#### Provided information ####

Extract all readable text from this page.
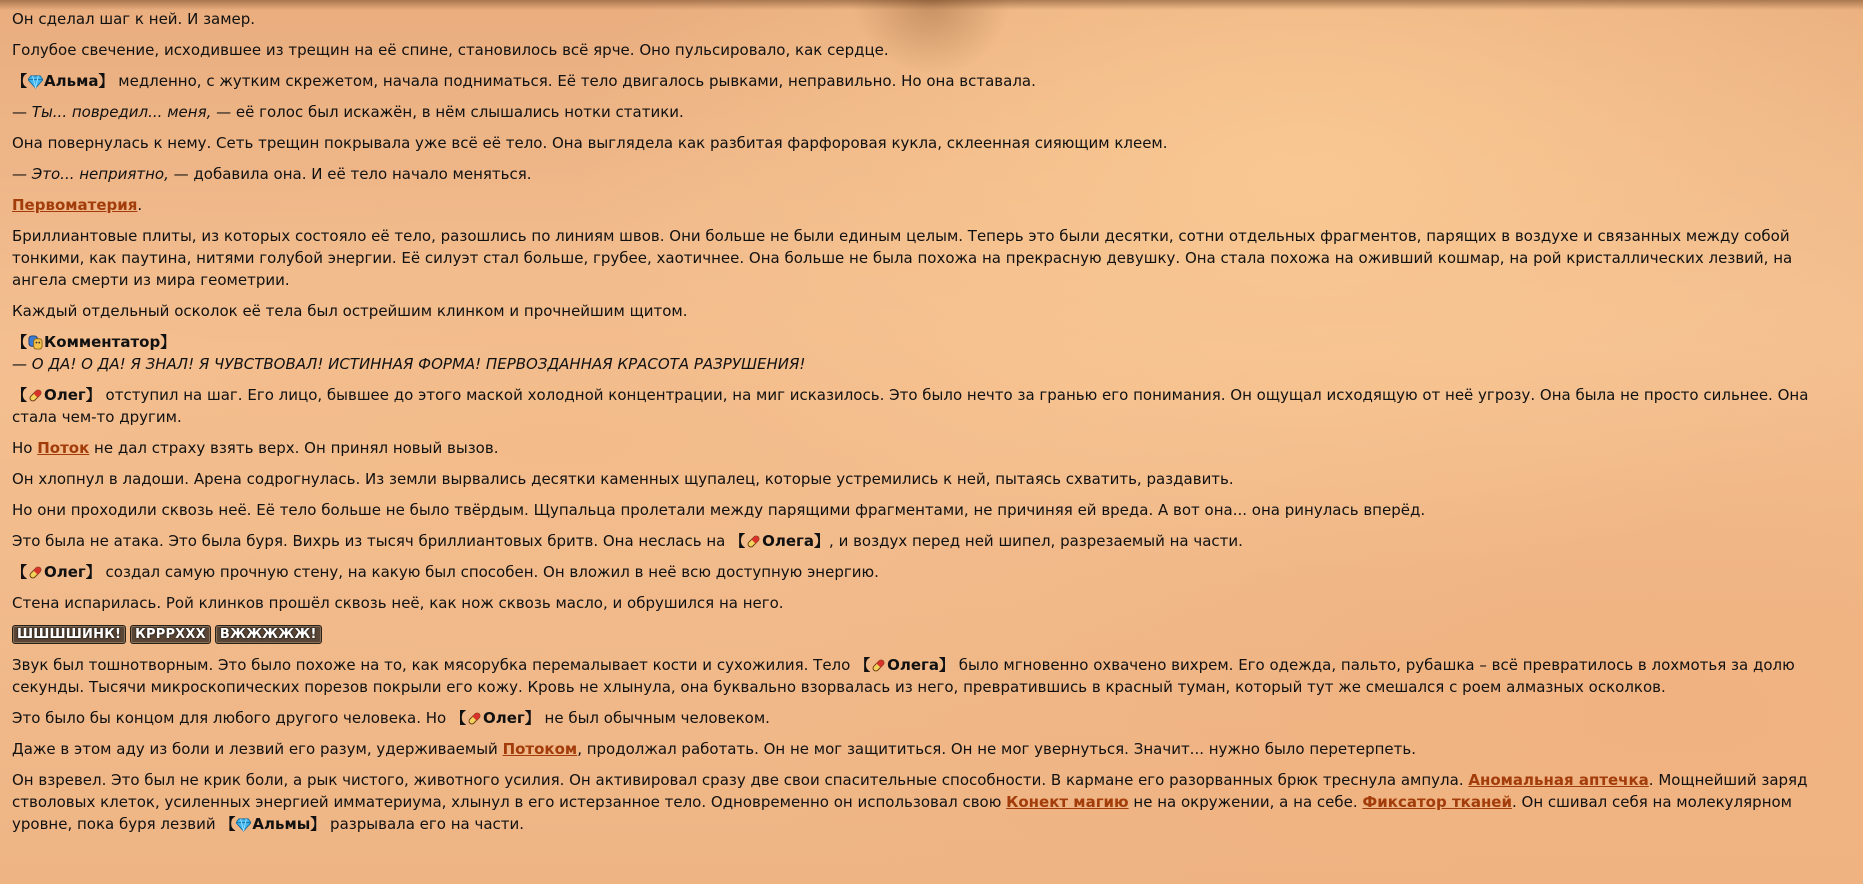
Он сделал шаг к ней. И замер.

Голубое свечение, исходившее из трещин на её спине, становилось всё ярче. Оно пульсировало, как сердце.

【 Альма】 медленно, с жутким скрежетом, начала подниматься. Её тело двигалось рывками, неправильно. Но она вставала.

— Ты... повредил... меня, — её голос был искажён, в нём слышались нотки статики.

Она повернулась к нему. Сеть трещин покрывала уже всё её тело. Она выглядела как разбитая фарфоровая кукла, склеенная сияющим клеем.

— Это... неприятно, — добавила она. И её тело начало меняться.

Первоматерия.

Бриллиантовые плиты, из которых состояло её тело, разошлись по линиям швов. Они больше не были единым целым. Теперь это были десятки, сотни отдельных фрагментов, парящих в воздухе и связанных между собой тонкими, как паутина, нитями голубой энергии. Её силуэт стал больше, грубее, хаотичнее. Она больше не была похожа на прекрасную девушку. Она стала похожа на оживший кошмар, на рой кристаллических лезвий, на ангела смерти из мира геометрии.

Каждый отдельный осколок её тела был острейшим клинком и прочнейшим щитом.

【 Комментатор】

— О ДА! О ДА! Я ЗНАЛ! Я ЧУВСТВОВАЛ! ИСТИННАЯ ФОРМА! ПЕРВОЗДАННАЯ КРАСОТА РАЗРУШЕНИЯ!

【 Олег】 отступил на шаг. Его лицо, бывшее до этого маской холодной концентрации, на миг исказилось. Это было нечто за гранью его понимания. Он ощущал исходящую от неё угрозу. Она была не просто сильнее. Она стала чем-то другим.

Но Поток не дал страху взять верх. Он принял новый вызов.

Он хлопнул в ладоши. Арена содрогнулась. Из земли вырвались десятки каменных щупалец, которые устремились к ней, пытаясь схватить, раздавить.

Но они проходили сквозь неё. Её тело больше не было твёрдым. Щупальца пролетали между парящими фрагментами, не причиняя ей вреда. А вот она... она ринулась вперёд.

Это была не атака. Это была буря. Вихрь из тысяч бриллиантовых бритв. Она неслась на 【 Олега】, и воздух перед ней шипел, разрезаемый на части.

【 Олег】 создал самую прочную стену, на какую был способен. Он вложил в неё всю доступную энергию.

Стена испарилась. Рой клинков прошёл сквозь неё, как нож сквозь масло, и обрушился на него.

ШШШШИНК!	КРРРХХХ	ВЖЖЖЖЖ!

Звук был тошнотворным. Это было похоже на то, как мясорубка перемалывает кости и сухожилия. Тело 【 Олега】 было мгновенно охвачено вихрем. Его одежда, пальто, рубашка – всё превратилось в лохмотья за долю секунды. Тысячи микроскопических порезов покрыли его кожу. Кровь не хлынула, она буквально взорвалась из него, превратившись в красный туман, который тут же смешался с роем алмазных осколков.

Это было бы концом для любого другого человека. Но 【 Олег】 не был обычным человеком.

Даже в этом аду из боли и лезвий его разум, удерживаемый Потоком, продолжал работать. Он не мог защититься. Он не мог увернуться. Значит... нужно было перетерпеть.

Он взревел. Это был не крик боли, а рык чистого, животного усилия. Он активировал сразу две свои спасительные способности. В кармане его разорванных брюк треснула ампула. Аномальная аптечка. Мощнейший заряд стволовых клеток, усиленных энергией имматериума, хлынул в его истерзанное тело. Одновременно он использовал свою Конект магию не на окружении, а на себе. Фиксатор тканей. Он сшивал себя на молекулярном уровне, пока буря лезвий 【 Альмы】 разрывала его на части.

####

> [Objective]: Without the pictures, restate all the entries above exactly.

> [Task output]:
Extract all readable text from this page.
Он сделал шаг к ней. И замер.

Голубое свечение, исходившее из трещин на её спине, становилось всё ярче. Оно пульсировало, как сердце.

【 Альма】 медленно, с жутким скрежетом, начала подниматься. Её тело двигалось рывками, неправильно. Но она вставала.

— Ты... повредил... меня, — её голос был искажён, в нём слышались нотки статики.

Она повернулась к нему. Сеть трещин покрывала уже всё её тело. Она выглядела как разбитая фарфоровая кукла, склеенная сияющим клеем.

— Это... неприятно, — добавила она. И её тело начало меняться.

Первоматерия.

Бриллиантовые плиты, из которых состояло её тело, разошлись по линиям швов. Они больше не были единым целым. Теперь это были десятки, сотни отдельных фрагментов, парящих в воздухе и связанных между собой тонкими, как паутина, нитями голубой энергии. Её силуэт стал больше, грубее, хаотичнее. Она больше не была похожа на прекрасную девушку. Она стала похожа на оживший кошмар, на рой кристаллических лезвий, на ангела смерти из мира геометрии.

Каждый отдельный осколок её тела был острейшим клинком и прочнейшим щитом.

【 Комментатор】

— О ДА! О ДА! Я ЗНАЛ! Я ЧУВСТВОВАЛ! ИСТИННАЯ ФОРМА! ПЕРВОЗДАННАЯ КРАСОТА РАЗРУШЕНИЯ!

【 Олег】 отступил на шаг. Его лицо, бывшее до этого маской холодной концентрации, на миг исказилось. Это было нечто за гранью его понимания. Он ощущал исходящую от неё угрозу. Она была не просто сильнее. Она стала чем-то другим.

Но Поток не дал страху взять верх. Он принял новый вызов.

Он хлопнул в ладоши. Арена содрогнулась. Из земли вырвались десятки каменных щупалец, которые устремились к ней, пытаясь схватить, раздавить.

Но они проходили сквозь неё. Её тело больше не было твёрдым. Щупальца пролетали между парящими фрагментами, не причиняя ей вреда. А вот она... она ринулась вперёд.

Это была не атака. Это была буря. Вихрь из тысяч бриллиантовых бритв. Она неслась на 【 Олега】, и воздух перед ней шипел, разрезаемый на части.

【 Олег】 создал самую прочную стену, на какую был способен. Он вложил в неё всю доступную энергию.

Стена испарилась. Рой клинков прошёл сквозь неё, как нож сквозь масло, и обрушился на него.

ШШШШИНК!	КРРРХХХ	ВЖЖЖЖЖ!

Звук был тошнотворным. Это было похоже на то, как мясорубка перемалывает кости и сухожилия. Тело 【 Олега】 было мгновенно охвачено вихрем. Его одежда, пальто, рубашка – всё превратилось в лохмотья за долю секунды. Тысячи микроскопических порезов покрыли его кожу. Кровь не хлынула, она буквально взорвалась из него, превратившись в красный туман, который тут же смешался с роем алмазных осколков.

Это было бы концом для любого другого человека. Но 【 Олег】 не был обычным человеком.

Даже в этом аду из боли и лезвий его разум, удерживаемый Потоком, продолжал работать. Он не мог защититься. Он не мог увернуться. Значит... нужно было перетерпеть.

Он взревел. Это был не крик боли, а рык чистого, животного усилия. Он активировал сразу две свои спасительные способности. В кармане его разорванных брюк треснула ампула. Аномальная аптечка. Мощнейший заряд стволовых клеток, усиленных энергией имматериума, хлынул в его истерзанное тело. Одновременно он использовал свою Конект магию не на окружении, а на себе. Фиксатор тканей. Он сшивал себя на молекулярном уровне, пока буря лезвий 【 Альмы】 разрывала его на части.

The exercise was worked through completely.